■ **PROBLEM TO SOLVE**: Without the pictures, copy all the entries below exactly.

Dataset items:

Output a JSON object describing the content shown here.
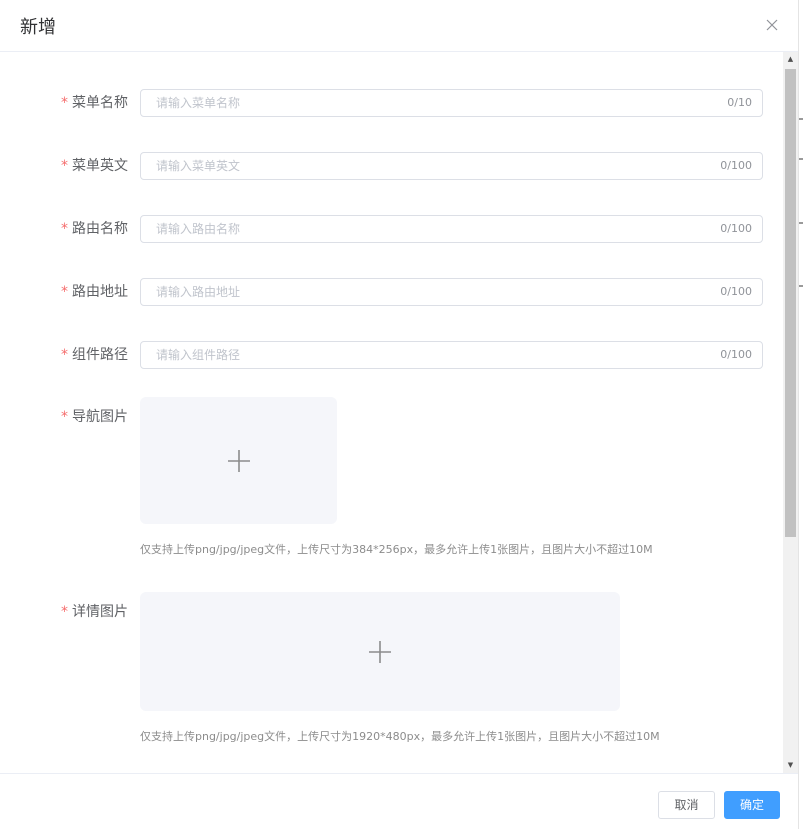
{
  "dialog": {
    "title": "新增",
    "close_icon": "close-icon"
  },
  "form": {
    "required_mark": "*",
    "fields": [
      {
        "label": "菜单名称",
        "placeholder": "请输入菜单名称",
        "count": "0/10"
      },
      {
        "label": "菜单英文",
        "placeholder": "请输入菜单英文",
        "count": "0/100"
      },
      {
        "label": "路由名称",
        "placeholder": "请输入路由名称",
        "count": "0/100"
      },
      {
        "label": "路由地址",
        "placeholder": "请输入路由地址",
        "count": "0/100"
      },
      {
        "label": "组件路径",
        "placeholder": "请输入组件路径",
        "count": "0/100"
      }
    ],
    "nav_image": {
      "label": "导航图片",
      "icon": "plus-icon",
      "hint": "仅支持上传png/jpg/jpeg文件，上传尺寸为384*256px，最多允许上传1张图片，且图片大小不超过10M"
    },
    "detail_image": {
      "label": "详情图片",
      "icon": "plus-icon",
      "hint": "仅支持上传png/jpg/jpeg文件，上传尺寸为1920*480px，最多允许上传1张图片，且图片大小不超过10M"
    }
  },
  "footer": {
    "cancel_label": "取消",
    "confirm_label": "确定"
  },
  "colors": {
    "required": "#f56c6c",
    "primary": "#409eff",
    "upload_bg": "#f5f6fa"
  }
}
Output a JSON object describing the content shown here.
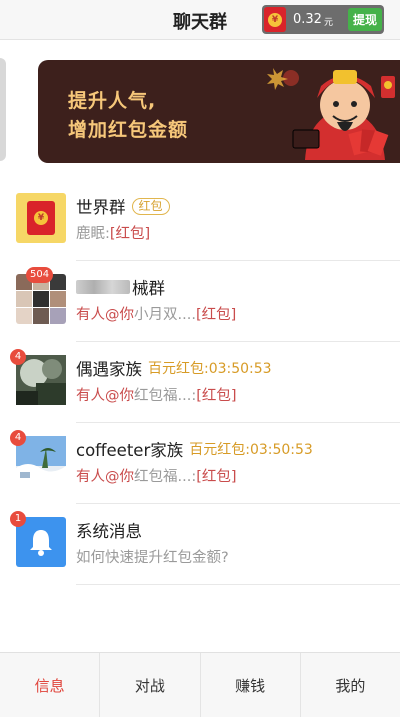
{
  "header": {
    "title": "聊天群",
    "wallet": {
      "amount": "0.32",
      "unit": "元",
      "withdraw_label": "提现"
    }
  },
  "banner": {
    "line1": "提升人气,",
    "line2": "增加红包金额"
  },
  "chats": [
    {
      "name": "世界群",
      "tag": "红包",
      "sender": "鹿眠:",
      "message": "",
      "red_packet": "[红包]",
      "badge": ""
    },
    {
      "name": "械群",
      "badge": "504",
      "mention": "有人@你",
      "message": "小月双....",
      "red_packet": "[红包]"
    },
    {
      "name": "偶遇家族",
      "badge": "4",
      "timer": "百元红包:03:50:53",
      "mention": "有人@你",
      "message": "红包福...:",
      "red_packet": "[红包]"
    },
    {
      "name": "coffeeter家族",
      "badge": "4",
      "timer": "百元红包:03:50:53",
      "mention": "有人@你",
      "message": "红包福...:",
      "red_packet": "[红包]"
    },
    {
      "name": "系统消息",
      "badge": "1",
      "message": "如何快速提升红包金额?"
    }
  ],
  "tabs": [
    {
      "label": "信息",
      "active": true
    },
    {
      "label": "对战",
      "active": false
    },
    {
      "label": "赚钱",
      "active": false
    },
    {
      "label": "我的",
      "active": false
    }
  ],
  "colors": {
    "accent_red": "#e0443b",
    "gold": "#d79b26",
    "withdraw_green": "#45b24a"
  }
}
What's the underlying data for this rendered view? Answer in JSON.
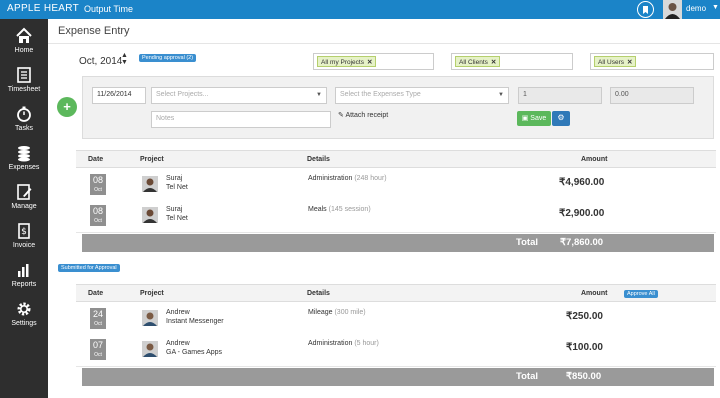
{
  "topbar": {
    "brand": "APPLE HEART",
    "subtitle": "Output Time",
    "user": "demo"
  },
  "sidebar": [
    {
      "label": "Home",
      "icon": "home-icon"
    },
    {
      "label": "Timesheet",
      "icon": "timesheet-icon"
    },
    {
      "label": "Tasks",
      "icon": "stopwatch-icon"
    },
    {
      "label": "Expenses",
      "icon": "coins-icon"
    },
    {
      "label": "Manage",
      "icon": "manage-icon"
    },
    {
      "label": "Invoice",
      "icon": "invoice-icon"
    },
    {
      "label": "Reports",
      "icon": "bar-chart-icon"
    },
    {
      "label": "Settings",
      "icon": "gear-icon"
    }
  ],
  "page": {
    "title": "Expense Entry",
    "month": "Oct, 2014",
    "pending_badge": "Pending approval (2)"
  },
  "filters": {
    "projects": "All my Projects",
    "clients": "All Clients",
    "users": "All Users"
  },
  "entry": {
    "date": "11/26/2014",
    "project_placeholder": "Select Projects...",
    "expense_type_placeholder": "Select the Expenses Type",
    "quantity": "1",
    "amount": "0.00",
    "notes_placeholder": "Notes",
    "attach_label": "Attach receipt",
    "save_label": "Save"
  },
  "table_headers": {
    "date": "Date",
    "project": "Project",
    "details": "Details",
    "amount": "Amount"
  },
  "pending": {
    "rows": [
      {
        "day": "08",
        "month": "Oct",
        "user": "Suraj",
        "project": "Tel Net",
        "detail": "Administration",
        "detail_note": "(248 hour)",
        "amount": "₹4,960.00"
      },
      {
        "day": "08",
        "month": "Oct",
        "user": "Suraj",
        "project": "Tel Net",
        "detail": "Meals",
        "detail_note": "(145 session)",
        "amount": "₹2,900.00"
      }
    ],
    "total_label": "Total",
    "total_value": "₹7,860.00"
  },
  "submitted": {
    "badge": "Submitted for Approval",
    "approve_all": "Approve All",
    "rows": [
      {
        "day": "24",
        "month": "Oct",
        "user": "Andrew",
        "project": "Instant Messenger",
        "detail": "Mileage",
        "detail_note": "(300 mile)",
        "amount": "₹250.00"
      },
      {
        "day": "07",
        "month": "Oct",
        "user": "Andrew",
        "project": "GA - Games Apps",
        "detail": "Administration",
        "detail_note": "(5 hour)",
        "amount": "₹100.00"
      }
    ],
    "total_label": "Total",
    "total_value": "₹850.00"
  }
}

■ **RESPONSE TO THIS EXERCISE**:
Output a JSON object describing the content shown here.
{
  "dialog": {
    "title": "新增",
    "close_icon": "close-icon"
  },
  "form": {
    "required_mark": "*",
    "fields": [
      {
        "label": "菜单名称",
        "placeholder": "请输入菜单名称",
        "count": "0/10"
      },
      {
        "label": "菜单英文",
        "placeholder": "请输入菜单英文",
        "count": "0/100"
      },
      {
        "label": "路由名称",
        "placeholder": "请输入路由名称",
        "count": "0/100"
      },
      {
        "label": "路由地址",
        "placeholder": "请输入路由地址",
        "count": "0/100"
      },
      {
        "label": "组件路径",
        "placeholder": "请输入组件路径",
        "count": "0/100"
      }
    ],
    "nav_image": {
      "label": "导航图片",
      "icon": "plus-icon",
      "hint": "仅支持上传png/jpg/jpeg文件，上传尺寸为384*256px，最多允许上传1张图片，且图片大小不超过10M"
    },
    "detail_image": {
      "label": "详情图片",
      "icon": "plus-icon",
      "hint": "仅支持上传png/jpg/jpeg文件，上传尺寸为1920*480px，最多允许上传1张图片，且图片大小不超过10M"
    }
  },
  "footer": {
    "cancel_label": "取消",
    "confirm_label": "确定"
  },
  "colors": {
    "required": "#f56c6c",
    "primary": "#409eff",
    "upload_bg": "#f5f6fa"
  }
}
Output a JSON object describing the content shown here.
{
  "header": {
    "title": "聊天群",
    "wallet": {
      "amount": "0.32",
      "unit": "元",
      "withdraw_label": "提现"
    }
  },
  "banner": {
    "line1": "提升人气,",
    "line2": "增加红包金额"
  },
  "chats": [
    {
      "name": "世界群",
      "tag": "红包",
      "sender": "鹿眠:",
      "message": "",
      "red_packet": "[红包]",
      "badge": ""
    },
    {
      "name": "械群",
      "badge": "504",
      "mention": "有人@你",
      "message": "小月双....",
      "red_packet": "[红包]"
    },
    {
      "name": "偶遇家族",
      "badge": "4",
      "timer": "百元红包:03:50:53",
      "mention": "有人@你",
      "message": "红包福...:",
      "red_packet": "[红包]"
    },
    {
      "name": "coffeeter家族",
      "badge": "4",
      "timer": "百元红包:03:50:53",
      "mention": "有人@你",
      "message": "红包福...:",
      "red_packet": "[红包]"
    },
    {
      "name": "系统消息",
      "badge": "1",
      "message": "如何快速提升红包金额?"
    }
  ],
  "tabs": [
    {
      "label": "信息",
      "active": true
    },
    {
      "label": "对战",
      "active": false
    },
    {
      "label": "赚钱",
      "active": false
    },
    {
      "label": "我的",
      "active": false
    }
  ],
  "colors": {
    "accent_red": "#e0443b",
    "gold": "#d79b26",
    "withdraw_green": "#45b24a"
  }
}
What's the underlying data for this rendered view? Answer in JSON.
{
  "topbar": {
    "brand": "APPLE HEART",
    "subtitle": "Output Time",
    "user": "demo"
  },
  "sidebar": [
    {
      "label": "Home",
      "icon": "home-icon"
    },
    {
      "label": "Timesheet",
      "icon": "timesheet-icon"
    },
    {
      "label": "Tasks",
      "icon": "stopwatch-icon"
    },
    {
      "label": "Expenses",
      "icon": "coins-icon"
    },
    {
      "label": "Manage",
      "icon": "manage-icon"
    },
    {
      "label": "Invoice",
      "icon": "invoice-icon"
    },
    {
      "label": "Reports",
      "icon": "bar-chart-icon"
    },
    {
      "label": "Settings",
      "icon": "gear-icon"
    }
  ],
  "page": {
    "title": "Expense Entry",
    "month": "Oct, 2014",
    "pending_badge": "Pending approval (2)"
  },
  "filters": {
    "projects": "All my Projects",
    "clients": "All Clients",
    "users": "All Users"
  },
  "entry": {
    "date": "11/26/2014",
    "project_placeholder": "Select Projects...",
    "expense_type_placeholder": "Select the Expenses Type",
    "quantity": "1",
    "amount": "0.00",
    "notes_placeholder": "Notes",
    "attach_label": "Attach receipt",
    "save_label": "Save"
  },
  "table_headers": {
    "date": "Date",
    "project": "Project",
    "details": "Details",
    "amount": "Amount"
  },
  "pending": {
    "rows": [
      {
        "day": "08",
        "month": "Oct",
        "user": "Suraj",
        "project": "Tel Net",
        "detail": "Administration",
        "detail_note": "(248 hour)",
        "amount": "₹4,960.00"
      },
      {
        "day": "08",
        "month": "Oct",
        "user": "Suraj",
        "project": "Tel Net",
        "detail": "Meals",
        "detail_note": "(145 session)",
        "amount": "₹2,900.00"
      }
    ],
    "total_label": "Total",
    "total_value": "₹7,860.00"
  },
  "submitted": {
    "badge": "Submitted for Approval",
    "approve_all": "Approve All",
    "rows": [
      {
        "day": "24",
        "month": "Oct",
        "user": "Andrew",
        "project": "Instant Messenger",
        "detail": "Mileage",
        "detail_note": "(300 mile)",
        "amount": "₹250.00"
      },
      {
        "day": "07",
        "month": "Oct",
        "user": "Andrew",
        "project": "GA - Games Apps",
        "detail": "Administration",
        "detail_note": "(5 hour)",
        "amount": "₹100.00"
      }
    ],
    "total_label": "Total",
    "total_value": "₹850.00"
  }
}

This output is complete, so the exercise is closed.